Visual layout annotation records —
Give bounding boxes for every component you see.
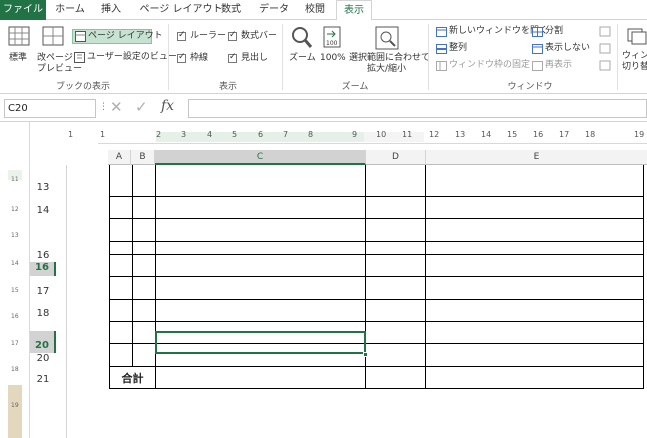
column-header-b[interactable]: B [131,150,155,165]
page-break-preview-line2[interactable]: プレビュー [37,64,82,75]
tab-formulas[interactable]: 数式 [213,0,249,20]
switch-windows-line2[interactable]: 切り替 [622,62,647,73]
enter-icon[interactable]: ✓ [135,98,148,116]
page-layout-button[interactable]: ページ レイアウト [72,29,163,44]
zoom-100-button[interactable]: 100% [320,53,346,64]
hide-window-icon [532,44,543,54]
group-divider [617,24,618,90]
freeze-panes-button[interactable]: ウィンドウ枠の固定 ▾ [449,60,537,71]
page-break-preview-icon[interactable] [42,26,64,46]
gridlines-label: 枠線 [190,53,209,63]
switch-windows-icon[interactable] [627,26,647,46]
more-options-icon[interactable]: ⋮ [99,102,108,112]
tab-insert[interactable]: 挿入 [94,0,128,20]
group-divider [428,24,429,90]
normal-view-icon[interactable] [8,26,30,46]
workbook-views-group-label: ブックの表示 [55,82,110,92]
zoom-to-selection-line2[interactable]: 拡大/縮小 [367,64,406,75]
zoom-icon[interactable] [291,26,313,50]
page-layout-icon [75,31,86,42]
arrange-button[interactable]: 整列 [449,43,467,54]
column-header-d[interactable]: D [366,150,426,165]
unhide-window-icon [532,61,543,71]
split-icon [532,27,543,37]
ribbon-tab-bar: ファイル ホーム 挿入 ページ レイアウト 数式 データ 校閲 表示 [0,0,647,21]
zoom-group-label: ズーム [341,82,369,92]
side-by-side-icons[interactable] [599,26,611,76]
group-divider [282,24,283,90]
row-header-21[interactable]: 21 [30,374,56,388]
row-header-18[interactable]: 18 [30,308,56,322]
cancel-icon[interactable]: ✕ [110,98,123,116]
hide-window-button[interactable]: 表示しない [545,43,590,54]
row-header-20[interactable]: 20 [30,353,56,366]
vertical-ruler: 11 12 13 14 15 16 17 18 19 [8,170,22,438]
ruler-checkbox[interactable] [177,30,186,41]
new-window-icon [436,27,447,37]
zoom-to-selection-icon[interactable] [375,26,399,50]
column-headers: A B C D E [108,150,647,165]
column-header-a[interactable]: A [108,150,131,165]
formula-bar: C20 ⋮ ✕ ✓ fx [0,94,647,122]
ribbon: 標準 改ページ プレビュー ページ レイアウト ユーザー設定のビュー ブックの表… [0,20,647,94]
zoom-100-icon[interactable]: 100 [322,26,342,50]
normal-view-button[interactable]: 標準 [9,53,27,64]
ruler-label: ルーラー [190,31,227,41]
window-group-label: ウィンドウ [507,82,553,92]
fill-handle[interactable] [363,352,368,357]
column-header-c[interactable]: C [155,150,366,165]
formula-input[interactable] [188,99,647,118]
row-header-20-selected[interactable]: 20 [30,331,56,353]
gridlines-checkbox[interactable] [177,52,186,63]
group-divider [168,24,169,90]
row-header-14[interactable]: 14 [30,205,56,219]
column-header-e[interactable]: E [426,150,647,165]
tab-home[interactable]: ホーム [50,0,90,20]
tab-view[interactable]: 表示 [336,0,372,21]
page-edge-line [66,165,67,438]
custom-views-button[interactable]: ユーザー設定のビュー [87,52,177,63]
zoom-to-selection-line1[interactable]: 選択範囲に合わせて [349,53,430,64]
split-button[interactable]: 分割 [545,26,563,37]
row-header-16[interactable]: 16 [30,262,56,276]
name-box[interactable]: C20 [4,99,96,118]
custom-views-icon [74,52,85,63]
page-break-preview-line1[interactable]: 改ページ [37,53,73,64]
headings-checkbox[interactable] [228,52,237,63]
formula-bar-checkbox[interactable] [228,30,237,41]
tab-review[interactable]: 校閲 [298,0,332,20]
show-group-label: 表示 [218,82,237,92]
zoom-button[interactable]: ズーム [289,53,316,64]
row-header-17[interactable]: 17 [30,286,56,300]
horizontal-ruler: 1 1 2 3 4 5 6 7 8 9 10 11 12 13 14 15 16… [68,130,647,144]
tab-file[interactable]: ファイル [0,0,46,20]
switch-windows-line1[interactable]: ウィンド [622,51,647,62]
page-layout-label: ページ レイアウト [88,31,163,41]
insert-function-icon[interactable]: fx [161,98,174,114]
svg-text:100: 100 [326,40,338,47]
total-label-cell[interactable]: 合計 [110,370,155,386]
unhide-window-button[interactable]: 再表示 [545,60,572,71]
selected-cell-c20[interactable] [155,331,366,354]
tab-data[interactable]: データ [254,0,294,20]
headings-label: 見出し [241,53,269,63]
row-header-13[interactable]: 13 [30,182,56,196]
arrange-icon [436,44,447,54]
formula-bar-label: 数式バー [241,31,278,41]
freeze-panes-icon [436,61,447,71]
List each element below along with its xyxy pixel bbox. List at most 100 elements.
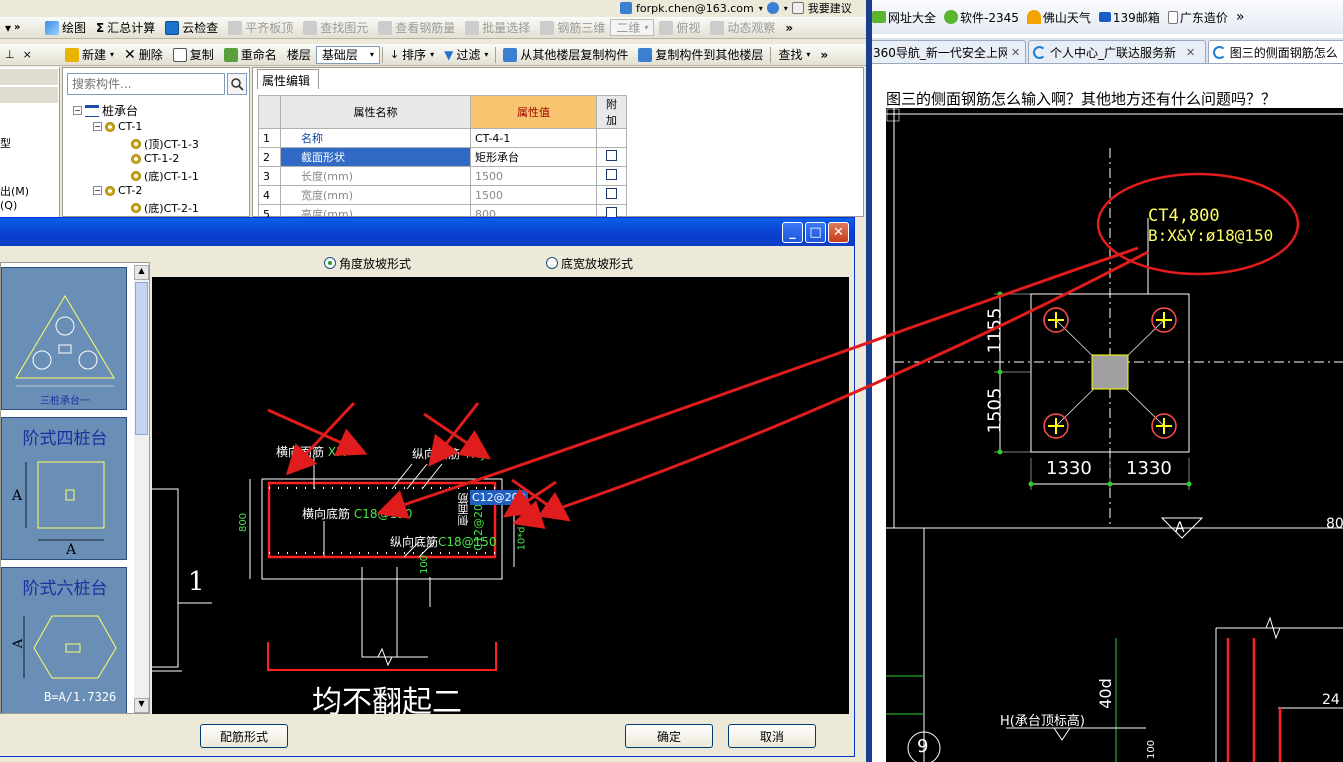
tab-360-nav[interactable]: 360导航_新一代安全上网 ✕ [868,40,1026,63]
collapse-icon[interactable]: − [73,106,82,115]
new-button[interactable]: 新建 ▾ [60,45,119,65]
property-header-row: 属性名称 属性值 附加 [258,95,627,129]
notice-icon[interactable] [766,2,779,14]
tab-question[interactable]: 图三的侧面钢筋怎么 [1208,40,1343,63]
close-tab-icon[interactable]: ✕ [1186,46,1195,59]
property-row[interactable]: 4 宽度(mm) 1500 [258,185,627,205]
property-panel: 属性编辑 属性名称 属性值 附加 1 名称 CT-4-1 2 截面形状 矩形承台 [252,67,864,224]
thumb-three-pile[interactable]: 三桩承台一 [1,267,127,410]
feedback-icon [791,2,804,14]
question-attachment-image[interactable]: CT4,800 B:X&Y:ø18@150 1155 1505 1330 133… [886,108,1343,762]
tree-node-ct1-2[interactable]: CT-1-2 [131,152,179,165]
search-button[interactable]: 查找 ▾ [773,45,815,65]
scroll-down-icon[interactable]: ▼ [134,698,149,713]
find-element-button[interactable]: 查找图元 [298,18,373,38]
tree-root[interactable]: − 桩承台 [73,102,138,119]
strip-item-m[interactable]: 出(M) [0,183,29,199]
orbit-icon [710,20,725,35]
tab-user-center[interactable]: 个人中心_广联达服务新 ✕ [1028,40,1206,63]
copy-button[interactable]: 复制 [168,45,219,65]
flush-top-button[interactable]: 平齐板顶 [223,18,298,38]
scroll-thumb[interactable] [135,282,148,435]
rebar-config-dialog: _ □ ✕ 角度放坡形式 底宽放坡形式 三桩承台一 阶式四桩台 A A 阶式六桩… [0,217,855,757]
new-icon [65,47,79,62]
strip-item-q[interactable]: (Q) [0,199,17,212]
dim-40d: 40d [1095,678,1115,709]
toolbar2-more[interactable]: » [815,45,833,65]
side-rebar-input[interactable]: C12@200 [470,490,528,505]
rebar-form-button[interactable]: 配筋形式 [200,724,288,748]
toolbar-overflow[interactable]: ▾ » [0,18,40,38]
property-value-width[interactable]: 1500 [470,185,597,205]
close-tab-icon[interactable]: ✕ [1011,46,1020,59]
collapse-icon[interactable]: − [93,186,102,195]
filter-button[interactable]: ▼ 过滤 ▾ [439,45,493,65]
feedback-link[interactable]: 我要建议 [808,0,852,16]
maximize-icon[interactable]: □ [805,222,826,243]
copy-from-floor-button[interactable]: 从其他楼层复制构件 [498,45,633,65]
fav-mail[interactable]: 139邮箱 [1095,9,1164,26]
fav-guangdong-cost[interactable]: 广东造价 [1164,9,1232,26]
floor-label: 楼层 [286,48,311,62]
summary-calc-button[interactable]: Σ 汇总计算 [91,18,160,38]
tree-node-ct1-3[interactable]: (顶)CT-1-3 [131,136,199,152]
rebar-section-preview[interactable]: 横向面筋 XM 纵向面筋 YMJ 横向底筋 C18@150 纵向底筋C18@15… [152,277,849,714]
view-rebar-button[interactable]: 查看钢筋量 [373,18,460,38]
ok-button[interactable]: 确定 [625,724,713,748]
rename-button[interactable]: 重命名 [219,45,282,65]
search-icon[interactable] [227,73,247,95]
pin-icon[interactable]: ⊥ [5,48,15,61]
radio-width[interactable]: 底宽放坡形式 [546,255,633,272]
tree-node-ct1-1[interactable]: (底)CT-1-1 [131,168,199,184]
find-icon [303,20,318,35]
extra-checkbox[interactable] [606,188,617,199]
fav-weather[interactable]: 佛山天气 [1023,9,1095,26]
cloud-check-button[interactable]: 云检查 [160,18,223,38]
thumb-six-pile[interactable]: 阶式六桩台 A B=A/1.7326 [1,567,127,713]
extra-checkbox[interactable] [606,169,617,180]
tree-node-ct2[interactable]: − CT-2 [93,184,142,197]
toolbar-more[interactable]: » [780,18,798,38]
copy-to-floor-button[interactable]: 复制构件到其他楼层 [633,45,768,65]
property-value-shape[interactable]: 矩形承台 [470,147,597,167]
radio-angle[interactable]: 角度放坡形式 [324,255,411,272]
floor-select[interactable]: 基础层 ▾ [315,45,380,64]
thumb-four-pile[interactable]: 阶式四桩台 A A [1,417,127,560]
view-2d-select[interactable]: 二维 ▾ [610,19,655,36]
tab-property-edit[interactable]: 属性编辑 [257,69,319,89]
extra-checkbox[interactable] [606,150,617,161]
user-email[interactable]: forpk.chen@163.com [636,2,754,15]
scroll-up-icon[interactable]: ▲ [134,265,149,280]
favorites-more[interactable]: » [1232,9,1249,25]
property-row[interactable]: 3 长度(mm) 1500 [258,166,627,186]
collapse-icon[interactable]: − [93,122,102,131]
rebar-3d-button[interactable]: 钢筋三维 [535,18,610,38]
batch-select-button[interactable]: 批量选择 [460,18,535,38]
property-row-selected[interactable]: 2 截面形状 矩形承台 [258,147,627,167]
minimize-icon[interactable]: _ [782,222,803,243]
dialog-titlebar[interactable]: _ □ ✕ [0,218,854,246]
browser-tabs: 360导航_新一代安全上网 ✕ 个人中心_广联达服务新 ✕ 图三的侧面钢筋怎么 [868,38,1343,64]
property-value-name[interactable]: CT-4-1 [470,128,597,148]
cancel-button[interactable]: 取消 [728,724,816,748]
tree-node-ct1[interactable]: − CT-1 [93,120,142,133]
component-search-input[interactable] [67,73,225,95]
label-side-value[interactable]: C12@200 [472,497,485,551]
property-value-length[interactable]: 1500 [470,166,597,186]
sort-button[interactable]: ↓ 排序 ▾ [385,45,439,65]
fav-site-nav[interactable]: 网址大全 [868,9,940,26]
formula-label: B=A/1.7326 [44,690,117,704]
thumbnail-scrollbar[interactable]: ▲ ▼ [134,265,149,713]
user-menu-icon[interactable]: ▾ [759,4,763,13]
fav-software[interactable]: 软件-2345 [940,9,1023,26]
dim-80: 80 [1326,516,1343,532]
orbit-button[interactable]: 动态观察 [705,18,780,38]
draw-button[interactable]: 绘图 [40,18,91,38]
strip-item-type[interactable]: 型 [0,135,11,151]
top-view-button[interactable]: 俯视 [654,18,705,38]
close-icon[interactable]: ✕ [828,222,849,243]
property-row[interactable]: 1 名称 CT-4-1 [258,128,627,148]
close-panel-icon[interactable]: × [23,48,32,61]
delete-button[interactable]: ✕ 删除 [119,45,168,65]
tree-node-ct2-1[interactable]: (底)CT-2-1 [131,200,199,216]
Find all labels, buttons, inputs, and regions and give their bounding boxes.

WORK REQUIRED — Reproduce every line of the records verbatim, from the line containing "column-header-b[interactable]: B [131,150,155,165]" down through the line containing "new-window-icon [436,27,447,37]", both lines included.

TASK RESULT —
column-header-b[interactable]: B [131,150,155,165]
page-break-preview-line2[interactable]: プレビュー [37,64,82,75]
tab-formulas[interactable]: 数式 [213,0,249,20]
switch-windows-line2[interactable]: 切り替 [622,62,647,73]
enter-icon[interactable]: ✓ [135,98,148,116]
page-layout-button[interactable]: ページ レイアウト [72,29,163,44]
zoom-100-button[interactable]: 100% [320,53,346,64]
hide-window-icon [532,44,543,54]
group-divider [617,24,618,90]
freeze-panes-button[interactable]: ウィンドウ枠の固定 ▾ [449,60,537,71]
page-break-preview-icon[interactable] [42,26,64,46]
gridlines-label: 枠線 [190,53,209,63]
switch-windows-icon[interactable] [627,26,647,46]
more-options-icon[interactable]: ⋮ [99,102,108,112]
tab-insert[interactable]: 挿入 [94,0,128,20]
group-divider [428,24,429,90]
normal-view-icon[interactable] [8,26,30,46]
workbook-views-group-label: ブックの表示 [55,82,110,92]
zoom-to-selection-line2[interactable]: 拡大/縮小 [367,64,406,75]
zoom-icon[interactable] [291,26,313,50]
page-layout-icon [75,31,86,42]
arrange-button[interactable]: 整列 [449,43,467,54]
column-header-d[interactable]: D [366,150,426,165]
unhide-window-icon [532,61,543,71]
split-icon [532,27,543,37]
ribbon-tab-bar: ファイル ホーム 挿入 ページ レイアウト 数式 データ 校閲 表示 [0,0,647,21]
zoom-group-label: ズーム [341,82,369,92]
side-by-side-icons[interactable] [599,26,611,76]
group-divider [282,24,283,90]
row-header-21[interactable]: 21 [30,374,56,388]
row-header-18[interactable]: 18 [30,308,56,322]
cancel-icon[interactable]: ✕ [110,98,123,116]
hide-window-button[interactable]: 表示しない [545,43,590,54]
row-header-20[interactable]: 20 [30,353,56,366]
vertical-ruler: 11 12 13 14 15 16 17 18 19 [8,170,22,438]
ruler-checkbox[interactable] [177,30,186,41]
new-window-icon [436,27,447,37]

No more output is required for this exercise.